__SUPPLIED INFORMATION__.
+ + + +

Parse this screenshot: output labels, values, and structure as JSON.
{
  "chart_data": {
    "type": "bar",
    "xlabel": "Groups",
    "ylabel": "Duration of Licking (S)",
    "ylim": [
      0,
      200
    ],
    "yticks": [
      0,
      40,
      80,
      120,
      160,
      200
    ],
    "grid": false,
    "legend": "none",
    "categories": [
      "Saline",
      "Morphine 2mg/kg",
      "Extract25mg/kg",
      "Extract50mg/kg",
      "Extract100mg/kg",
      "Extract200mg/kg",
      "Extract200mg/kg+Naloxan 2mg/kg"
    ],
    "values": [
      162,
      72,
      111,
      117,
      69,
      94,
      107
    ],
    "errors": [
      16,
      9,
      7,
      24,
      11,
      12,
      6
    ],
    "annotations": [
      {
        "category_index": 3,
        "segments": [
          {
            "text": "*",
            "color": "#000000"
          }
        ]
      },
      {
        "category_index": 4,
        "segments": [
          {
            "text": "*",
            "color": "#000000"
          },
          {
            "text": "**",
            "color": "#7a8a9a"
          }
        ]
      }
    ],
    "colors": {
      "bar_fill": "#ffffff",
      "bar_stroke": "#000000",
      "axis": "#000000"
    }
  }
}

+ + + +

__YOUR INSTRUCTIONS__. All of the entries above need to be reproduced exactly.

__SOLUTION__.
Parse this screenshot: output labels, values, and structure as JSON.
{
  "chart_data": {
    "type": "bar",
    "xlabel": "Groups",
    "ylabel": "Duration of Licking (S)",
    "ylim": [
      0,
      200
    ],
    "yticks": [
      0,
      40,
      80,
      120,
      160,
      200
    ],
    "grid": false,
    "legend": "none",
    "categories": [
      "Saline",
      "Morphine 2mg/kg",
      "Extract25mg/kg",
      "Extract50mg/kg",
      "Extract100mg/kg",
      "Extract200mg/kg",
      "Extract200mg/kg+Naloxan 2mg/kg"
    ],
    "values": [
      162,
      72,
      111,
      117,
      69,
      94,
      107
    ],
    "errors": [
      16,
      9,
      7,
      24,
      11,
      12,
      6
    ],
    "annotations": [
      {
        "category_index": 3,
        "segments": [
          {
            "text": "*",
            "color": "#000000"
          }
        ]
      },
      {
        "category_index": 4,
        "segments": [
          {
            "text": "*",
            "color": "#000000"
          },
          {
            "text": "**",
            "color": "#7a8a9a"
          }
        ]
      }
    ],
    "colors": {
      "bar_fill": "#ffffff",
      "bar_stroke": "#000000",
      "axis": "#000000"
    }
  }
}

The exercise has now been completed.